An exact copy of all the data is the required output.

[Start of section]

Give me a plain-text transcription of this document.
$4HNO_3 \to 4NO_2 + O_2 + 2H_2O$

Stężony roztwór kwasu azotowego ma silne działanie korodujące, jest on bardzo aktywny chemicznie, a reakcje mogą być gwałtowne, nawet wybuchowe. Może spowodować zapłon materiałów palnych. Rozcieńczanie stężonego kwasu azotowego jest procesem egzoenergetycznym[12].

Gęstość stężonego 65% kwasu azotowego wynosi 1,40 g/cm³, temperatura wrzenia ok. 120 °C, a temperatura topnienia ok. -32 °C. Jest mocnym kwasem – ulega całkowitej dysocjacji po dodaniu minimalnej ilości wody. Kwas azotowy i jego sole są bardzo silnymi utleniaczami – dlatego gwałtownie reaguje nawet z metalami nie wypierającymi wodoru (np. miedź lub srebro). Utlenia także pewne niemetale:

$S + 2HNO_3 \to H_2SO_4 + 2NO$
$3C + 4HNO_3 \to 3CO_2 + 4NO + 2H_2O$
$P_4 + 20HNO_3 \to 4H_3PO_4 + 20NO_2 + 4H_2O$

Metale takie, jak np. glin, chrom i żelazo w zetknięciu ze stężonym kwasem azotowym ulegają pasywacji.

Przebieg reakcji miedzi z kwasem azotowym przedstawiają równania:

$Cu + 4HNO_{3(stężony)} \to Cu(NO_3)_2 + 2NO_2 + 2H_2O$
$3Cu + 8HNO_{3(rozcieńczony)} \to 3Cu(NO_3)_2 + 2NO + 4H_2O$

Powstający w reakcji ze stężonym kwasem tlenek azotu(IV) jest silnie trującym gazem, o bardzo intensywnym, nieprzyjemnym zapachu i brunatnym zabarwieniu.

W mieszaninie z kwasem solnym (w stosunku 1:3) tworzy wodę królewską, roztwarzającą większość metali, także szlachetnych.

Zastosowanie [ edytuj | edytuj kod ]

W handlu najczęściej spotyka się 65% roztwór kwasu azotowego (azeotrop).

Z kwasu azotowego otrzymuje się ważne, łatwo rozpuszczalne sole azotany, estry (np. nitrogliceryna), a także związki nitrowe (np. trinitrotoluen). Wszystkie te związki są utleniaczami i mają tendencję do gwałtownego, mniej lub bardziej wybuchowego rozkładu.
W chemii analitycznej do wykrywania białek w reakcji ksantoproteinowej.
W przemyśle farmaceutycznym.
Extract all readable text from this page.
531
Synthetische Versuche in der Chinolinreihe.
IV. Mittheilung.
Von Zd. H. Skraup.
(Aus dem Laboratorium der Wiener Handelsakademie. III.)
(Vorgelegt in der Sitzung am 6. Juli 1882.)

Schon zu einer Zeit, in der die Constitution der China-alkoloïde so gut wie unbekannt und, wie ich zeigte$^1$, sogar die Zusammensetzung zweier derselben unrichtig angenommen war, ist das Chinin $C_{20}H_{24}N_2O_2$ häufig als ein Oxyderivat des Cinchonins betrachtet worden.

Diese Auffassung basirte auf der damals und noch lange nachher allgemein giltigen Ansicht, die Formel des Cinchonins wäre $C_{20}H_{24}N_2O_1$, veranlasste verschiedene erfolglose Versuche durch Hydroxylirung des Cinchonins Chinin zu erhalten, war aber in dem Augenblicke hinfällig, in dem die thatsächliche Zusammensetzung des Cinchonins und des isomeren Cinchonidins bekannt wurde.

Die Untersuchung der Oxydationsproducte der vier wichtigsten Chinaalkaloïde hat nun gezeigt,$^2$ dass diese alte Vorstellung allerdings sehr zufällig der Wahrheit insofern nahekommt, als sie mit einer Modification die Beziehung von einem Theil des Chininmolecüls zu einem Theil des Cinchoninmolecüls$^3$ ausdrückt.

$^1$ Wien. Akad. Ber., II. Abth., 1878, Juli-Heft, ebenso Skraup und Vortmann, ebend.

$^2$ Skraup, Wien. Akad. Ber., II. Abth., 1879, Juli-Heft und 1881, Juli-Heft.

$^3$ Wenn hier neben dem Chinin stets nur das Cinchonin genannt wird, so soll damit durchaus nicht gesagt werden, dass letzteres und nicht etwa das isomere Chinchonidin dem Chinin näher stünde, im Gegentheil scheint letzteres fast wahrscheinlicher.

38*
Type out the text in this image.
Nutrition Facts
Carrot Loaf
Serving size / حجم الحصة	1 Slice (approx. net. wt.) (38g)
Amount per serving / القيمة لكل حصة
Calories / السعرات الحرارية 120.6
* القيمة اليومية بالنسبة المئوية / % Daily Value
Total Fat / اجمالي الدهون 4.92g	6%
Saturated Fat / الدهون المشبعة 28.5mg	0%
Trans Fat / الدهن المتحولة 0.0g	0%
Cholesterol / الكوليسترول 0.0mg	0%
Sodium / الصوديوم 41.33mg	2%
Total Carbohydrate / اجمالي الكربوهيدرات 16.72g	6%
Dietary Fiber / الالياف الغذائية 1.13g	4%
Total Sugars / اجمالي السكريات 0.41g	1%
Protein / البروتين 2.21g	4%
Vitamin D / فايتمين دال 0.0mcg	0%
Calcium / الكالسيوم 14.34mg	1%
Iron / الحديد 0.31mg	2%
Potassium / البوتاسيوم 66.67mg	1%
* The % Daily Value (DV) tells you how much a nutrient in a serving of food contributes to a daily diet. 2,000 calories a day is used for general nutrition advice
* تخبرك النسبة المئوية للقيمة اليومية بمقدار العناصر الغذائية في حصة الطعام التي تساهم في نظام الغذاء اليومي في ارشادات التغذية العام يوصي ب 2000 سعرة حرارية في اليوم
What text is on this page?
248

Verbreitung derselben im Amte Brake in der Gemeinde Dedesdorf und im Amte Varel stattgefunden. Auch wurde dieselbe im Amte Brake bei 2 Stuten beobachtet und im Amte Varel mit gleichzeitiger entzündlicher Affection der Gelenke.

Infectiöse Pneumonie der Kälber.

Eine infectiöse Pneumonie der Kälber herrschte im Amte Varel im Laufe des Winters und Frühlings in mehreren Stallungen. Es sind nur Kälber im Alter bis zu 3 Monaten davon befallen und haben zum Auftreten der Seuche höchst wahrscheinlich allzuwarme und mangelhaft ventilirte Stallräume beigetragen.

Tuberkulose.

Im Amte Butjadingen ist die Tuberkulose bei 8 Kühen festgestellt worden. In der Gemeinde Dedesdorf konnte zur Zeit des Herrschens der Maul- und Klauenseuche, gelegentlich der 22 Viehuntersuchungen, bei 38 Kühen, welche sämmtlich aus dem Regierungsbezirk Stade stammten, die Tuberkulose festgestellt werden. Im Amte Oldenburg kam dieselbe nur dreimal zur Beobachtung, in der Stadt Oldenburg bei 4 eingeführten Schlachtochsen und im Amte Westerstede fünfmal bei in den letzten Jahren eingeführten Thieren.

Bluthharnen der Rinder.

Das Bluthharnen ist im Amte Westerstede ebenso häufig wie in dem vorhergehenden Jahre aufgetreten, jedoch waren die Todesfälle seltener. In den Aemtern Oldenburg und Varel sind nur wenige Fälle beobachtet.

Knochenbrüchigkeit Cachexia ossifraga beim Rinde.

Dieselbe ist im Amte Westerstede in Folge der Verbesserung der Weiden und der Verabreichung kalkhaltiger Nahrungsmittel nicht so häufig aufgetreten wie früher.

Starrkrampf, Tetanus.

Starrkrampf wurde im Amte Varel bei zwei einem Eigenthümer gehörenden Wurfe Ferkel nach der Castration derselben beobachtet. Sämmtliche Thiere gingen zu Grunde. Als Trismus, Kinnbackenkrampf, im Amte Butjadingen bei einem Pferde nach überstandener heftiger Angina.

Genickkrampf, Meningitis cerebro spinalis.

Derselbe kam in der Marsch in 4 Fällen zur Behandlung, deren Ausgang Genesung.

[End of section]

YOUR SOLUTION -
Give me a plain-text transcription of this document.
$4HNO_3 \to 4NO_2 + O_2 + 2H_2O$

Stężony roztwór kwasu azotowego ma silne działanie korodujące, jest on bardzo aktywny chemicznie, a reakcje mogą być gwałtowne, nawet wybuchowe. Może spowodować zapłon materiałów palnych. Rozcieńczanie stężonego kwasu azotowego jest procesem egzoenergetycznym[12].

Gęstość stężonego 65% kwasu azotowego wynosi 1,40 g/cm³, temperatura wrzenia ok. 120 °C, a temperatura topnienia ok. -32 °C. Jest mocnym kwasem – ulega całkowitej dysocjacji po dodaniu minimalnej ilości wody. Kwas azotowy i jego sole są bardzo silnymi utleniaczami – dlatego gwałtownie reaguje nawet z metalami nie wypierającymi wodoru (np. miedź lub srebro). Utlenia także pewne niemetale:

$S + 2HNO_3 \to H_2SO_4 + 2NO$
$3C + 4HNO_3 \to 3CO_2 + 4NO + 2H_2O$
$P_4 + 20HNO_3 \to 4H_3PO_4 + 20NO_2 + 4H_2O$

Metale takie, jak np. glin, chrom i żelazo w zetknięciu ze stężonym kwasem azotowym ulegają pasywacji.

Przebieg reakcji miedzi z kwasem azotowym przedstawiają równania:

$Cu + 4HNO_{3(stężony)} \to Cu(NO_3)_2 + 2NO_2 + 2H_2O$
$3Cu + 8HNO_{3(rozcieńczony)} \to 3Cu(NO_3)_2 + 2NO + 4H_2O$

Powstający w reakcji ze stężonym kwasem tlenek azotu(IV) jest silnie trującym gazem, o bardzo intensywnym, nieprzyjemnym zapachu i brunatnym zabarwieniu.

W mieszaninie z kwasem solnym (w stosunku 1:3) tworzy wodę królewską, roztwarzającą większość metali, także szlachetnych.

Zastosowanie [ edytuj | edytuj kod ]

W handlu najczęściej spotyka się 65% roztwór kwasu azotowego (azeotrop).

Z kwasu azotowego otrzymuje się ważne, łatwo rozpuszczalne sole azotany, estry (np. nitrogliceryna), a także związki nitrowe (np. trinitrotoluen). Wszystkie te związki są utleniaczami i mają tendencję do gwałtownego, mniej lub bardziej wybuchowego rozkładu.
W chemii analitycznej do wykrywania białek w reakcji ksantoproteinowej.
W przemyśle farmaceutycznym.
Extract all readable text from this page.
531
Synthetische Versuche in der Chinolinreihe.
IV. Mittheilung.
Von Zd. H. Skraup.
(Aus dem Laboratorium der Wiener Handelsakademie. III.)
(Vorgelegt in der Sitzung am 6. Juli 1882.)

Schon zu einer Zeit, in der die Constitution der China-alkoloïde so gut wie unbekannt und, wie ich zeigte$^1$, sogar die Zusammensetzung zweier derselben unrichtig angenommen war, ist das Chinin $C_{20}H_{24}N_2O_2$ häufig als ein Oxyderivat des Cinchonins betrachtet worden.

Diese Auffassung basirte auf der damals und noch lange nachher allgemein giltigen Ansicht, die Formel des Cinchonins wäre $C_{20}H_{24}N_2O_1$, veranlasste verschiedene erfolglose Versuche durch Hydroxylirung des Cinchonins Chinin zu erhalten, war aber in dem Augenblicke hinfällig, in dem die thatsächliche Zusammensetzung des Cinchonins und des isomeren Cinchonidins bekannt wurde.

Die Untersuchung der Oxydationsproducte der vier wichtigsten Chinaalkaloïde hat nun gezeigt,$^2$ dass diese alte Vorstellung allerdings sehr zufällig der Wahrheit insofern nahekommt, als sie mit einer Modification die Beziehung von einem Theil des Chininmolecüls zu einem Theil des Cinchoninmolecüls$^3$ ausdrückt.

$^1$ Wien. Akad. Ber., II. Abth., 1878, Juli-Heft, ebenso Skraup und Vortmann, ebend.

$^2$ Skraup, Wien. Akad. Ber., II. Abth., 1879, Juli-Heft und 1881, Juli-Heft.

$^3$ Wenn hier neben dem Chinin stets nur das Cinchonin genannt wird, so soll damit durchaus nicht gesagt werden, dass letzteres und nicht etwa das isomere Chinchonidin dem Chinin näher stünde, im Gegentheil scheint letzteres fast wahrscheinlicher.

38*
Type out the text in this image.
Nutrition Facts
Carrot Loaf
Serving size / حجم الحصة	1 Slice (approx. net. wt.) (38g)
Amount per serving / القيمة لكل حصة
Calories / السعرات الحرارية 120.6
* القيمة اليومية بالنسبة المئوية / % Daily Value
Total Fat / اجمالي الدهون 4.92g	6%
Saturated Fat / الدهون المشبعة 28.5mg	0%
Trans Fat / الدهن المتحولة 0.0g	0%
Cholesterol / الكوليسترول 0.0mg	0%
Sodium / الصوديوم 41.33mg	2%
Total Carbohydrate / اجمالي الكربوهيدرات 16.72g	6%
Dietary Fiber / الالياف الغذائية 1.13g	4%
Total Sugars / اجمالي السكريات 0.41g	1%
Protein / البروتين 2.21g	4%
Vitamin D / فايتمين دال 0.0mcg	0%
Calcium / الكالسيوم 14.34mg	1%
Iron / الحديد 0.31mg	2%
Potassium / البوتاسيوم 66.67mg	1%
* The % Daily Value (DV) tells you how much a nutrient in a serving of food contributes to a daily diet. 2,000 calories a day is used for general nutrition advice
* تخبرك النسبة المئوية للقيمة اليومية بمقدار العناصر الغذائية في حصة الطعام التي تساهم في نظام الغذاء اليومي في ارشادات التغذية العام يوصي ب 2000 سعرة حرارية في اليوم
What text is on this page?
248

Verbreitung derselben im Amte Brake in der Gemeinde Dedesdorf und im Amte Varel stattgefunden. Auch wurde dieselbe im Amte Brake bei 2 Stuten beobachtet und im Amte Varel mit gleichzeitiger entzündlicher Affection der Gelenke.

Infectiöse Pneumonie der Kälber.

Eine infectiöse Pneumonie der Kälber herrschte im Amte Varel im Laufe des Winters und Frühlings in mehreren Stallungen. Es sind nur Kälber im Alter bis zu 3 Monaten davon befallen und haben zum Auftreten der Seuche höchst wahrscheinlich allzuwarme und mangelhaft ventilirte Stallräume beigetragen.

Tuberkulose.

Im Amte Butjadingen ist die Tuberkulose bei 8 Kühen festgestellt worden. In der Gemeinde Dedesdorf konnte zur Zeit des Herrschens der Maul- und Klauenseuche, gelegentlich der 22 Viehuntersuchungen, bei 38 Kühen, welche sämmtlich aus dem Regierungsbezirk Stade stammten, die Tuberkulose festgestellt werden. Im Amte Oldenburg kam dieselbe nur dreimal zur Beobachtung, in der Stadt Oldenburg bei 4 eingeführten Schlachtochsen und im Amte Westerstede fünfmal bei in den letzten Jahren eingeführten Thieren.

Bluthharnen der Rinder.

Das Bluthharnen ist im Amte Westerstede ebenso häufig wie in dem vorhergehenden Jahre aufgetreten, jedoch waren die Todesfälle seltener. In den Aemtern Oldenburg und Varel sind nur wenige Fälle beobachtet.

Knochenbrüchigkeit Cachexia ossifraga beim Rinde.

Dieselbe ist im Amte Westerstede in Folge der Verbesserung der Weiden und der Verabreichung kalkhaltiger Nahrungsmittel nicht so häufig aufgetreten wie früher.

Starrkrampf, Tetanus.

Starrkrampf wurde im Amte Varel bei zwei einem Eigenthümer gehörenden Wurfe Ferkel nach der Castration derselben beobachtet. Sämmtliche Thiere gingen zu Grunde. Als Trismus, Kinnbackenkrampf, im Amte Butjadingen bei einem Pferde nach überstandener heftiger Angina.

Genickkrampf, Meningitis cerebro spinalis.

Derselbe kam in der Marsch in 4 Fällen zur Behandlung, deren Ausgang Genesung.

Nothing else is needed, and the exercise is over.